BEGIN Supplied entries

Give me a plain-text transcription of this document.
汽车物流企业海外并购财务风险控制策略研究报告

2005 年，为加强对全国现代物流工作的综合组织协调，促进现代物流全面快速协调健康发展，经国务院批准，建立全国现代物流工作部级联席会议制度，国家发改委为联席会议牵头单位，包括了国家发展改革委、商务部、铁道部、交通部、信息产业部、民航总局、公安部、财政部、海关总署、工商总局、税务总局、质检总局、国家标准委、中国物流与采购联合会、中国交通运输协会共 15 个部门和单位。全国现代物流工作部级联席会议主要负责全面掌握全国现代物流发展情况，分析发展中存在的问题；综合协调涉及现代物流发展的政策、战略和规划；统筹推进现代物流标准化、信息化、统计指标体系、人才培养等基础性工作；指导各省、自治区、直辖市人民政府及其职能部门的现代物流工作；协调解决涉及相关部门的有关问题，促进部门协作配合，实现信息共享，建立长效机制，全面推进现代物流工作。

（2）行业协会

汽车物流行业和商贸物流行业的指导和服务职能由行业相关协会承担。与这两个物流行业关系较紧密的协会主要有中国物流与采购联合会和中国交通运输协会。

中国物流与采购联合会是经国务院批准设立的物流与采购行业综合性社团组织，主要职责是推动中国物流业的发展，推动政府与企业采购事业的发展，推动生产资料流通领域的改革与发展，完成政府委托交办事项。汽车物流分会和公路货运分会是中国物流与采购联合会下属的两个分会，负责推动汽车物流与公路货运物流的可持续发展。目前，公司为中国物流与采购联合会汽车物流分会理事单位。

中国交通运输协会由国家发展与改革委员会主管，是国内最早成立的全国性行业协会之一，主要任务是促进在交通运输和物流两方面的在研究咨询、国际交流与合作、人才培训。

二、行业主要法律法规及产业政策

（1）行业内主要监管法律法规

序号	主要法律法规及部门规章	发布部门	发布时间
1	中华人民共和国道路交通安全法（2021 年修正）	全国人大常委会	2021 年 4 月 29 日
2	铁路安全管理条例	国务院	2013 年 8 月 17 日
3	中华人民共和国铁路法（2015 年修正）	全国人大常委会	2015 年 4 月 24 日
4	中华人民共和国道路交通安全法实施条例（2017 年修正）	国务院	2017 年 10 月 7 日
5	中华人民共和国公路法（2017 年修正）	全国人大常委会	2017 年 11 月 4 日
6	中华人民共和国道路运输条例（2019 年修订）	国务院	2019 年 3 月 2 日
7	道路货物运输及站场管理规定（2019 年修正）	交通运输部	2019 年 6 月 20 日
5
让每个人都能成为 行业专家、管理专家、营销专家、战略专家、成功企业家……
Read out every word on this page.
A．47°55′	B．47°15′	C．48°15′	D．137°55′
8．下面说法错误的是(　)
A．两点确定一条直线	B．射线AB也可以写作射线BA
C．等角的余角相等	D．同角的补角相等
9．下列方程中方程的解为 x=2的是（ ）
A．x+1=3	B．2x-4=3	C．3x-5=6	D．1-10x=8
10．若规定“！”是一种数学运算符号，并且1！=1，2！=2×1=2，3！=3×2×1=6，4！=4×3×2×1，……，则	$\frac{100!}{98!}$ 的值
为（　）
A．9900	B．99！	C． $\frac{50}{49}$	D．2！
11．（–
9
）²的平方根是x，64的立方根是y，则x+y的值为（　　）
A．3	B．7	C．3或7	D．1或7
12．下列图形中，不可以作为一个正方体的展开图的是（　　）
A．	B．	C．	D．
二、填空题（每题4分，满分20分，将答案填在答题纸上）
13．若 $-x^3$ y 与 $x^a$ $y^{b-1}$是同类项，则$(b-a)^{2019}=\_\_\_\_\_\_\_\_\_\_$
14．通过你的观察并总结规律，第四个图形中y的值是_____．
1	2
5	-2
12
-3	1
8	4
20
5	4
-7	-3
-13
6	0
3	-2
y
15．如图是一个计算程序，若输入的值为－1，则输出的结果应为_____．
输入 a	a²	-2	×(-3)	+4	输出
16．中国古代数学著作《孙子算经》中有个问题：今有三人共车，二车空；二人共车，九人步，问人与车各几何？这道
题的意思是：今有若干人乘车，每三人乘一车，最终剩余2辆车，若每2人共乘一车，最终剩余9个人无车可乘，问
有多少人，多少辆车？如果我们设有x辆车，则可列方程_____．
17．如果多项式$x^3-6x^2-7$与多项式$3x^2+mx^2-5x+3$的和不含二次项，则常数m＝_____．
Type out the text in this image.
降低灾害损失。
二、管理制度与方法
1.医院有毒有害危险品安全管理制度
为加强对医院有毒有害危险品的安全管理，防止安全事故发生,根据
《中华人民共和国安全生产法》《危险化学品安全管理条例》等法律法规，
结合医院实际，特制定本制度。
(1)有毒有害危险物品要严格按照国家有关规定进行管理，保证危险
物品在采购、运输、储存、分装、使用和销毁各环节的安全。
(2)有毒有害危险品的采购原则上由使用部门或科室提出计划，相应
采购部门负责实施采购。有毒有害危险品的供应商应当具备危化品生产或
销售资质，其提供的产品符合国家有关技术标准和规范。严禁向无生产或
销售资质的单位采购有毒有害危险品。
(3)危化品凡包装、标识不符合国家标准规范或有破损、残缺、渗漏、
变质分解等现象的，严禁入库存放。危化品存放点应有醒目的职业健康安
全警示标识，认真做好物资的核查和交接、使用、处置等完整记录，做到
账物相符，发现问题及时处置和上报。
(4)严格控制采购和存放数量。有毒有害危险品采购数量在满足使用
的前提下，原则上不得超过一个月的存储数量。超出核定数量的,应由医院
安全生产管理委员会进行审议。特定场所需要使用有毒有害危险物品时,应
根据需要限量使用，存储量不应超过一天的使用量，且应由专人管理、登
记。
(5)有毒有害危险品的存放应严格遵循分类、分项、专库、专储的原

END Supplied entries

— Task details —
Extract all of the data shown above and repeat it verbatim.

— Exercise result —
Give me a plain-text transcription of this document.
汽车物流企业海外并购财务风险控制策略研究报告

2005 年，为加强对全国现代物流工作的综合组织协调，促进现代物流全面快速协调健康发展，经国务院批准，建立全国现代物流工作部级联席会议制度，国家发改委为联席会议牵头单位，包括了国家发展改革委、商务部、铁道部、交通部、信息产业部、民航总局、公安部、财政部、海关总署、工商总局、税务总局、质检总局、国家标准委、中国物流与采购联合会、中国交通运输协会共 15 个部门和单位。全国现代物流工作部级联席会议主要负责全面掌握全国现代物流发展情况，分析发展中存在的问题；综合协调涉及现代物流发展的政策、战略和规划；统筹推进现代物流标准化、信息化、统计指标体系、人才培养等基础性工作；指导各省、自治区、直辖市人民政府及其职能部门的现代物流工作；协调解决涉及相关部门的有关问题，促进部门协作配合，实现信息共享，建立长效机制，全面推进现代物流工作。

（2）行业协会

汽车物流行业和商贸物流行业的指导和服务职能由行业相关协会承担。与这两个物流行业关系较紧密的协会主要有中国物流与采购联合会和中国交通运输协会。

中国物流与采购联合会是经国务院批准设立的物流与采购行业综合性社团组织，主要职责是推动中国物流业的发展，推动政府与企业采购事业的发展，推动生产资料流通领域的改革与发展，完成政府委托交办事项。汽车物流分会和公路货运分会是中国物流与采购联合会下属的两个分会，负责推动汽车物流与公路货运物流的可持续发展。目前，公司为中国物流与采购联合会汽车物流分会理事单位。

中国交通运输协会由国家发展与改革委员会主管，是国内最早成立的全国性行业协会之一，主要任务是促进在交通运输和物流两方面的在研究咨询、国际交流与合作、人才培训。

二、行业主要法律法规及产业政策

（1）行业内主要监管法律法规

序号	主要法律法规及部门规章	发布部门	发布时间
1	中华人民共和国道路交通安全法（2021 年修正）	全国人大常委会	2021 年 4 月 29 日
2	铁路安全管理条例	国务院	2013 年 8 月 17 日
3	中华人民共和国铁路法（2015 年修正）	全国人大常委会	2015 年 4 月 24 日
4	中华人民共和国道路交通安全法实施条例（2017 年修正）	国务院	2017 年 10 月 7 日
5	中华人民共和国公路法（2017 年修正）	全国人大常委会	2017 年 11 月 4 日
6	中华人民共和国道路运输条例（2019 年修订）	国务院	2019 年 3 月 2 日
7	道路货物运输及站场管理规定（2019 年修正）	交通运输部	2019 年 6 月 20 日
5
让每个人都能成为 行业专家、管理专家、营销专家、战略专家、成功企业家……
Read out every word on this page.
A．47°55′	B．47°15′	C．48°15′	D．137°55′
8．下面说法错误的是(　)
A．两点确定一条直线	B．射线AB也可以写作射线BA
C．等角的余角相等	D．同角的补角相等
9．下列方程中方程的解为 x=2的是（ ）
A．x+1=3	B．2x-4=3	C．3x-5=6	D．1-10x=8
10．若规定“！”是一种数学运算符号，并且1！=1，2！=2×1=2，3！=3×2×1=6，4！=4×3×2×1，……，则	$\frac{100!}{98!}$ 的值
为（　）
A．9900	B．99！	C． $\frac{50}{49}$	D．2！
11．（–
9
）²的平方根是x，64的立方根是y，则x+y的值为（　　）
A．3	B．7	C．3或7	D．1或7
12．下列图形中，不可以作为一个正方体的展开图的是（　　）
A．	B．	C．	D．
二、填空题（每题4分，满分20分，将答案填在答题纸上）
13．若 $-x^3$ y 与 $x^a$ $y^{b-1}$是同类项，则$(b-a)^{2019}=\_\_\_\_\_\_\_\_\_\_$
14．通过你的观察并总结规律，第四个图形中y的值是_____．
1	2
5	-2
12
-3	1
8	4
20
5	4
-7	-3
-13
6	0
3	-2
y
15．如图是一个计算程序，若输入的值为－1，则输出的结果应为_____．
输入 a	a²	-2	×(-3)	+4	输出
16．中国古代数学著作《孙子算经》中有个问题：今有三人共车，二车空；二人共车，九人步，问人与车各几何？这道
题的意思是：今有若干人乘车，每三人乘一车，最终剩余2辆车，若每2人共乘一车，最终剩余9个人无车可乘，问
有多少人，多少辆车？如果我们设有x辆车，则可列方程_____．
17．如果多项式$x^3-6x^2-7$与多项式$3x^2+mx^2-5x+3$的和不含二次项，则常数m＝_____．
Type out the text in this image.
降低灾害损失。
二、管理制度与方法
1.医院有毒有害危险品安全管理制度
为加强对医院有毒有害危险品的安全管理，防止安全事故发生,根据
《中华人民共和国安全生产法》《危险化学品安全管理条例》等法律法规，
结合医院实际，特制定本制度。
(1)有毒有害危险物品要严格按照国家有关规定进行管理，保证危险
物品在采购、运输、储存、分装、使用和销毁各环节的安全。
(2)有毒有害危险品的采购原则上由使用部门或科室提出计划，相应
采购部门负责实施采购。有毒有害危险品的供应商应当具备危化品生产或
销售资质，其提供的产品符合国家有关技术标准和规范。严禁向无生产或
销售资质的单位采购有毒有害危险品。
(3)危化品凡包装、标识不符合国家标准规范或有破损、残缺、渗漏、
变质分解等现象的，严禁入库存放。危化品存放点应有醒目的职业健康安
全警示标识，认真做好物资的核查和交接、使用、处置等完整记录，做到
账物相符，发现问题及时处置和上报。
(4)严格控制采购和存放数量。有毒有害危险品采购数量在满足使用
的前提下，原则上不得超过一个月的存储数量。超出核定数量的,应由医院
安全生产管理委员会进行审议。特定场所需要使用有毒有害危险物品时,应
根据需要限量使用，存储量不应超过一天的使用量，且应由专人管理、登
记。
(5)有毒有害危险品的存放应严格遵循分类、分项、专库、专储的原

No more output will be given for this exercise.